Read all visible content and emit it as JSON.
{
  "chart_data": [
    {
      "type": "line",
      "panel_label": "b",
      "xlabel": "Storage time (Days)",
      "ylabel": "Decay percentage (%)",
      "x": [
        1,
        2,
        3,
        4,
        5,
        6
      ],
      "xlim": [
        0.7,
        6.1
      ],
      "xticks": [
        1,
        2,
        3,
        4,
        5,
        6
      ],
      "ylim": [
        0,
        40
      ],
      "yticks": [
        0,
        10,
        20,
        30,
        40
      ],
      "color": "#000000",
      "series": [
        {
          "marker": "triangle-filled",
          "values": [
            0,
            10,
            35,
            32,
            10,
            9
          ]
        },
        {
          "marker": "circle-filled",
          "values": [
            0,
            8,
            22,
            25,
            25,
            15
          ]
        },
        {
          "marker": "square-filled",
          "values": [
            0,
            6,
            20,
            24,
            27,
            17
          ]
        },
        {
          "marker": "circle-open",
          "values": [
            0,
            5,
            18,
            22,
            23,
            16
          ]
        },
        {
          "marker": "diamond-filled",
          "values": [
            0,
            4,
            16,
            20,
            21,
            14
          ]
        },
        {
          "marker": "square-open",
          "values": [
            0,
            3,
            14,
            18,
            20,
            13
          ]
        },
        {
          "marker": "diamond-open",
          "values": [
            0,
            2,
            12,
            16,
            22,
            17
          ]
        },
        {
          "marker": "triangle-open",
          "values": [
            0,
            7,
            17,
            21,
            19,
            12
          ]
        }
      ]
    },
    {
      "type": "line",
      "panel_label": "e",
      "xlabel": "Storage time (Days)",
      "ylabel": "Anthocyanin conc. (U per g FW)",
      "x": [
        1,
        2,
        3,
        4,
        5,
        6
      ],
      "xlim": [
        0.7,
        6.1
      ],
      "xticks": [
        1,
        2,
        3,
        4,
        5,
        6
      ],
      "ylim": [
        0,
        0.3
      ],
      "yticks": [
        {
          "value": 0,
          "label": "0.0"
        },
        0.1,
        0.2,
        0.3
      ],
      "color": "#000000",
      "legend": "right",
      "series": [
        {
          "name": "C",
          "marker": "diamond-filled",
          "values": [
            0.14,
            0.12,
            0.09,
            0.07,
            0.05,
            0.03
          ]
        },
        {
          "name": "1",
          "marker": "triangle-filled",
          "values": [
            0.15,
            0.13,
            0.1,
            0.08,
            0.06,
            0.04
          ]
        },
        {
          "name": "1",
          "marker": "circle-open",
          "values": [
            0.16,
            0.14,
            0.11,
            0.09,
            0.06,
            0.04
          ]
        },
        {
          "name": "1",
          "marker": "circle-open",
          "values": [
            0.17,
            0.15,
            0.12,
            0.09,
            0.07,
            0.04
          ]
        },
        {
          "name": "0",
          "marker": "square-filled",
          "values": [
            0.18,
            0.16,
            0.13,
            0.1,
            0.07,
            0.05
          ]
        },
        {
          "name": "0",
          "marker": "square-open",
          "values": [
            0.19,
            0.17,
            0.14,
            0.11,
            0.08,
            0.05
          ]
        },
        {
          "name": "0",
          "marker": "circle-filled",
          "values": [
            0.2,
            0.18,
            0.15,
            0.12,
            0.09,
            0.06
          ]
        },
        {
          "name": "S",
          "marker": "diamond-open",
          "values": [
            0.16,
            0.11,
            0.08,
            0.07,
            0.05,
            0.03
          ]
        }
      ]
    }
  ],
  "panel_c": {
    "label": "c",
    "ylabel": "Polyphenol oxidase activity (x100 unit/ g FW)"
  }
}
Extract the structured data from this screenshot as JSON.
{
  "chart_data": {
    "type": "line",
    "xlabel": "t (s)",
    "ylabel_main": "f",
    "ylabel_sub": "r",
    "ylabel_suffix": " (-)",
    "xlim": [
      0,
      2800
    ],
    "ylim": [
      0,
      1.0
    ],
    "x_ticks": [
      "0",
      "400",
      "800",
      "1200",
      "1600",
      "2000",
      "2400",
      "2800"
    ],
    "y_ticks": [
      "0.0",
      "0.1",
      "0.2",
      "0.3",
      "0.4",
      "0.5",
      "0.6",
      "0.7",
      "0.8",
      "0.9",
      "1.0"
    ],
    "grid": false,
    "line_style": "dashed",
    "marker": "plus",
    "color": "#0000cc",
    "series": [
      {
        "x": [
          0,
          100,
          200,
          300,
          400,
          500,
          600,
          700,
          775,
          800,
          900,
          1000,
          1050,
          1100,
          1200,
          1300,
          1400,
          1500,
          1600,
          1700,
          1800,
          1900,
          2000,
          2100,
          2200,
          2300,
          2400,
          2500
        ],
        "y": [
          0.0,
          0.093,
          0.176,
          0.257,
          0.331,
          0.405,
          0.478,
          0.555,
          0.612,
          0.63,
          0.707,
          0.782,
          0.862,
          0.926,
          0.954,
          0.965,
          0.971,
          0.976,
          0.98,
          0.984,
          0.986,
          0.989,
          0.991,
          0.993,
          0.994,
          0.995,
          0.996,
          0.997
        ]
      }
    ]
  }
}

═══

- _Exercise requirements_
Copy the records above exactly.

- _Correct response_
Read all visible content and emit it as JSON.
{
  "chart_data": [
    {
      "type": "line",
      "panel_label": "b",
      "xlabel": "Storage time (Days)",
      "ylabel": "Decay percentage (%)",
      "x": [
        1,
        2,
        3,
        4,
        5,
        6
      ],
      "xlim": [
        0.7,
        6.1
      ],
      "xticks": [
        1,
        2,
        3,
        4,
        5,
        6
      ],
      "ylim": [
        0,
        40
      ],
      "yticks": [
        0,
        10,
        20,
        30,
        40
      ],
      "color": "#000000",
      "series": [
        {
          "marker": "triangle-filled",
          "values": [
            0,
            10,
            35,
            32,
            10,
            9
          ]
        },
        {
          "marker": "circle-filled",
          "values": [
            0,
            8,
            22,
            25,
            25,
            15
          ]
        },
        {
          "marker": "square-filled",
          "values": [
            0,
            6,
            20,
            24,
            27,
            17
          ]
        },
        {
          "marker": "circle-open",
          "values": [
            0,
            5,
            18,
            22,
            23,
            16
          ]
        },
        {
          "marker": "diamond-filled",
          "values": [
            0,
            4,
            16,
            20,
            21,
            14
          ]
        },
        {
          "marker": "square-open",
          "values": [
            0,
            3,
            14,
            18,
            20,
            13
          ]
        },
        {
          "marker": "diamond-open",
          "values": [
            0,
            2,
            12,
            16,
            22,
            17
          ]
        },
        {
          "marker": "triangle-open",
          "values": [
            0,
            7,
            17,
            21,
            19,
            12
          ]
        }
      ]
    },
    {
      "type": "line",
      "panel_label": "e",
      "xlabel": "Storage time (Days)",
      "ylabel": "Anthocyanin conc. (U per g FW)",
      "x": [
        1,
        2,
        3,
        4,
        5,
        6
      ],
      "xlim": [
        0.7,
        6.1
      ],
      "xticks": [
        1,
        2,
        3,
        4,
        5,
        6
      ],
      "ylim": [
        0,
        0.3
      ],
      "yticks": [
        {
          "value": 0,
          "label": "0.0"
        },
        0.1,
        0.2,
        0.3
      ],
      "color": "#000000",
      "legend": "right",
      "series": [
        {
          "name": "C",
          "marker": "diamond-filled",
          "values": [
            0.14,
            0.12,
            0.09,
            0.07,
            0.05,
            0.03
          ]
        },
        {
          "name": "1",
          "marker": "triangle-filled",
          "values": [
            0.15,
            0.13,
            0.1,
            0.08,
            0.06,
            0.04
          ]
        },
        {
          "name": "1",
          "marker": "circle-open",
          "values": [
            0.16,
            0.14,
            0.11,
            0.09,
            0.06,
            0.04
          ]
        },
        {
          "name": "1",
          "marker": "circle-open",
          "values": [
            0.17,
            0.15,
            0.12,
            0.09,
            0.07,
            0.04
          ]
        },
        {
          "name": "0",
          "marker": "square-filled",
          "values": [
            0.18,
            0.16,
            0.13,
            0.1,
            0.07,
            0.05
          ]
        },
        {
          "name": "0",
          "marker": "square-open",
          "values": [
            0.19,
            0.17,
            0.14,
            0.11,
            0.08,
            0.05
          ]
        },
        {
          "name": "0",
          "marker": "circle-filled",
          "values": [
            0.2,
            0.18,
            0.15,
            0.12,
            0.09,
            0.06
          ]
        },
        {
          "name": "S",
          "marker": "diamond-open",
          "values": [
            0.16,
            0.11,
            0.08,
            0.07,
            0.05,
            0.03
          ]
        }
      ]
    }
  ],
  "panel_c": {
    "label": "c",
    "ylabel": "Polyphenol oxidase activity (x100 unit/ g FW)"
  }
}
Extract the structured data from this screenshot as JSON.
{
  "chart_data": {
    "type": "line",
    "xlabel": "t (s)",
    "ylabel_main": "f",
    "ylabel_sub": "r",
    "ylabel_suffix": " (-)",
    "xlim": [
      0,
      2800
    ],
    "ylim": [
      0,
      1.0
    ],
    "x_ticks": [
      "0",
      "400",
      "800",
      "1200",
      "1600",
      "2000",
      "2400",
      "2800"
    ],
    "y_ticks": [
      "0.0",
      "0.1",
      "0.2",
      "0.3",
      "0.4",
      "0.5",
      "0.6",
      "0.7",
      "0.8",
      "0.9",
      "1.0"
    ],
    "grid": false,
    "line_style": "dashed",
    "marker": "plus",
    "color": "#0000cc",
    "series": [
      {
        "x": [
          0,
          100,
          200,
          300,
          400,
          500,
          600,
          700,
          775,
          800,
          900,
          1000,
          1050,
          1100,
          1200,
          1300,
          1400,
          1500,
          1600,
          1700,
          1800,
          1900,
          2000,
          2100,
          2200,
          2300,
          2400,
          2500
        ],
        "y": [
          0.0,
          0.093,
          0.176,
          0.257,
          0.331,
          0.405,
          0.478,
          0.555,
          0.612,
          0.63,
          0.707,
          0.782,
          0.862,
          0.926,
          0.954,
          0.965,
          0.971,
          0.976,
          0.98,
          0.984,
          0.986,
          0.989,
          0.991,
          0.993,
          0.994,
          0.995,
          0.996,
          0.997
        ]
      }
    ]
  }
}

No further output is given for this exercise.